━━ MATERIAL SUPPLIED
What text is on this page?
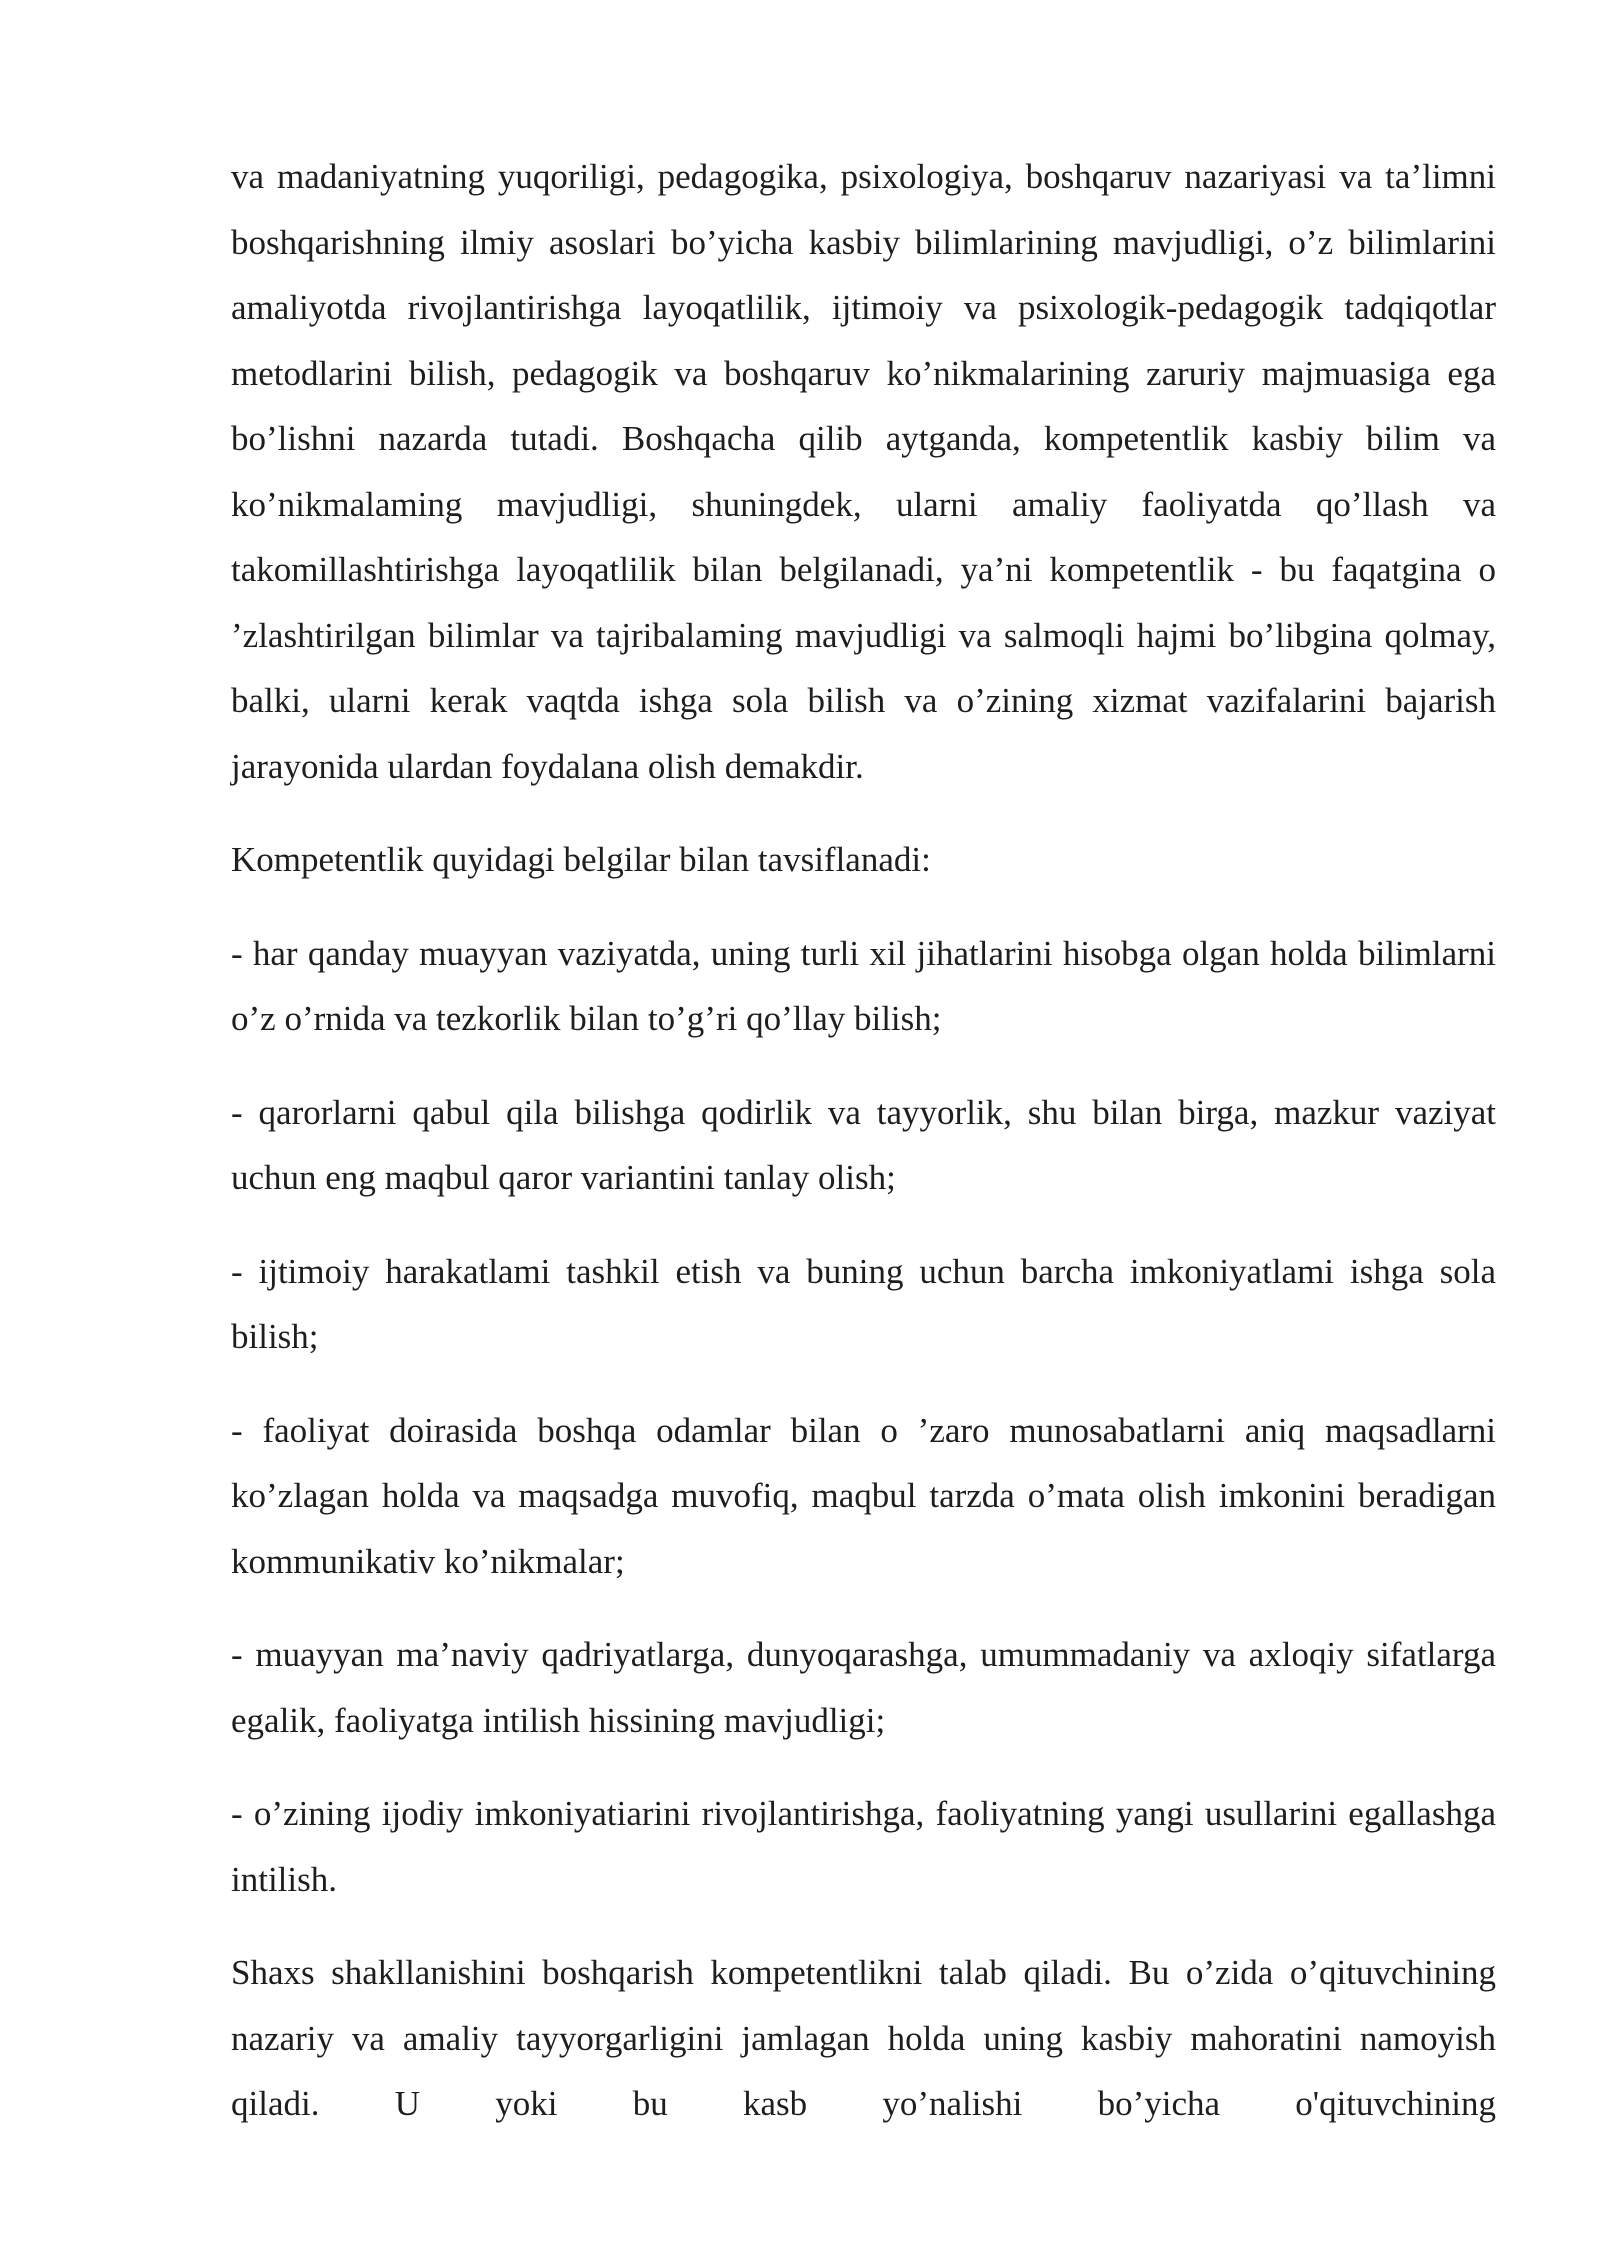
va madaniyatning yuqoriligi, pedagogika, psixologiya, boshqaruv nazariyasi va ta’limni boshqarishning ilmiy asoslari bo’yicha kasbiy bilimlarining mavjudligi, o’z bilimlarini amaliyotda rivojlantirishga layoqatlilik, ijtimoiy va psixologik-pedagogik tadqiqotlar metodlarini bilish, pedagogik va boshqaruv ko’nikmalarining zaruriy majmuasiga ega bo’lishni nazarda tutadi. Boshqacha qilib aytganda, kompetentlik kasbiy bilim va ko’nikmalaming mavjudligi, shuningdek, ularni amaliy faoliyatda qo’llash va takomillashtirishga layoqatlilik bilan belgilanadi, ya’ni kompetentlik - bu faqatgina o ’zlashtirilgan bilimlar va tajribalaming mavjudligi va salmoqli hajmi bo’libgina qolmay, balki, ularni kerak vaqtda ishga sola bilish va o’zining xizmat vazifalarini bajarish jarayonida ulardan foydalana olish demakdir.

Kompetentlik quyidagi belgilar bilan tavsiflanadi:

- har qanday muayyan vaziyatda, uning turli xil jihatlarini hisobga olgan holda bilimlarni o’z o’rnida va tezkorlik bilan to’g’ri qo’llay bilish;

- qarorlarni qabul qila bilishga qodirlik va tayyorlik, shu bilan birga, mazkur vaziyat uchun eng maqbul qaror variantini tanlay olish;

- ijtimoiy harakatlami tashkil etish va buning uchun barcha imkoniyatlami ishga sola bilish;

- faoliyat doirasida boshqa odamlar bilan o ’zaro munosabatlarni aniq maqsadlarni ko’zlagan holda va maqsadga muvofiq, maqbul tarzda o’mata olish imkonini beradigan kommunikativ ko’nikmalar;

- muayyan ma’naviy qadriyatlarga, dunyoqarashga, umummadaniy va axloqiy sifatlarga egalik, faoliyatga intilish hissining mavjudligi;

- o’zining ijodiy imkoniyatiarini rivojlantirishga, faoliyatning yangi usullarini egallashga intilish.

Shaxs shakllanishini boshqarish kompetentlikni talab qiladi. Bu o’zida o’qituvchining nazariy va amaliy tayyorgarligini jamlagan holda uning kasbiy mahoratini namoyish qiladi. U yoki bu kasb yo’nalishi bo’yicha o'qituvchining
━━━━
JOB: Using the records above, copy each line that contains "uchun".

WRITTEN RESPONSE:
- qarorlarni qabul qila bilishga qodirlik va tayyorlik, shu bilan birga, mazkur vaziyat uchun eng maqbul qaror variantini tanlay olish;
- ijtimoiy harakatlami tashkil etish va buning uchun barcha imkoniyatlami ishga sola bilish;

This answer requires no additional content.